→ STATED GOAL
Leave out the pictures and transcribe everything else exactly.

→ Figure contents as structured data
— start —
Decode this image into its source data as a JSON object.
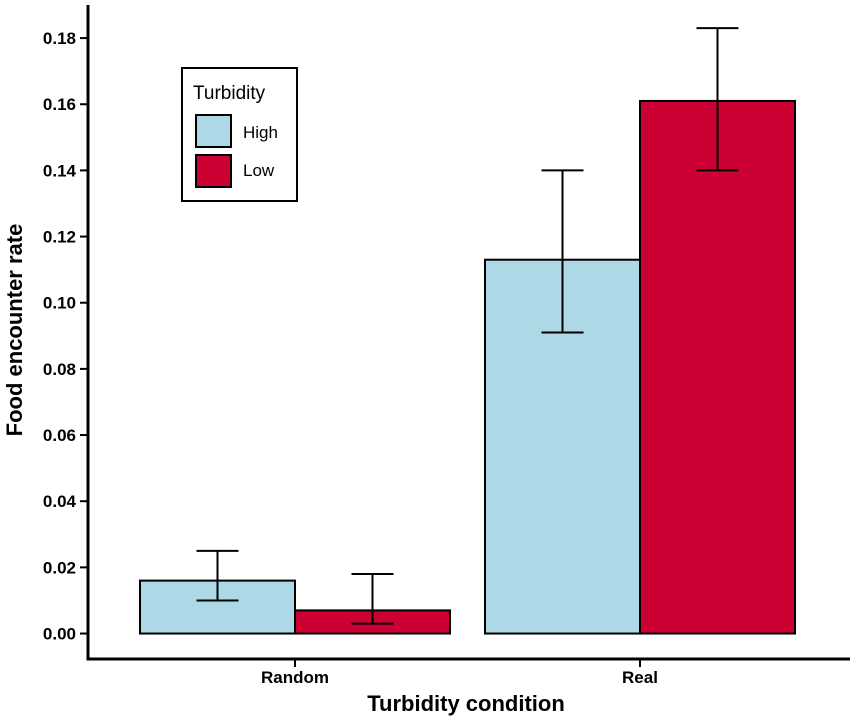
{
  "chart_data": {
    "type": "bar",
    "xlabel": "Turbidity condition",
    "ylabel": "Food encounter rate",
    "categories": [
      "Random",
      "Real"
    ],
    "ylim": [
      -0.008,
      0.19
    ],
    "yticks": [
      "0.00",
      "0.02",
      "0.04",
      "0.06",
      "0.08",
      "0.10",
      "0.12",
      "0.14",
      "0.16",
      "0.18"
    ],
    "grid": false,
    "legend": {
      "title": "Turbidity",
      "position": "top-left"
    },
    "series": [
      {
        "name": "High",
        "color": "#add8e6",
        "values": [
          0.016,
          0.113
        ],
        "error_low": [
          0.01,
          0.091
        ],
        "error_high": [
          0.025,
          0.14
        ]
      },
      {
        "name": "Low",
        "color": "#cc0033",
        "values": [
          0.007,
          0.161
        ],
        "error_low": [
          0.003,
          0.14
        ],
        "error_high": [
          0.018,
          0.183
        ]
      }
    ]
  }
}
— end —
→ OUTPUT BELOW
Decode this image into its source data as a JSON object.
{
  "chart_data": {
    "type": "bar",
    "xlabel": "Turbidity condition",
    "ylabel": "Food encounter rate",
    "categories": [
      "Random",
      "Real"
    ],
    "ylim": [
      -0.008,
      0.19
    ],
    "yticks": [
      "0.00",
      "0.02",
      "0.04",
      "0.06",
      "0.08",
      "0.10",
      "0.12",
      "0.14",
      "0.16",
      "0.18"
    ],
    "grid": false,
    "legend": {
      "title": "Turbidity",
      "position": "top-left"
    },
    "series": [
      {
        "name": "High",
        "color": "#add8e6",
        "values": [
          0.016,
          0.113
        ],
        "error_low": [
          0.01,
          0.091
        ],
        "error_high": [
          0.025,
          0.14
        ]
      },
      {
        "name": "Low",
        "color": "#cc0033",
        "values": [
          0.007,
          0.161
        ],
        "error_low": [
          0.003,
          0.14
        ],
        "error_high": [
          0.018,
          0.183
        ]
      }
    ]
  }
}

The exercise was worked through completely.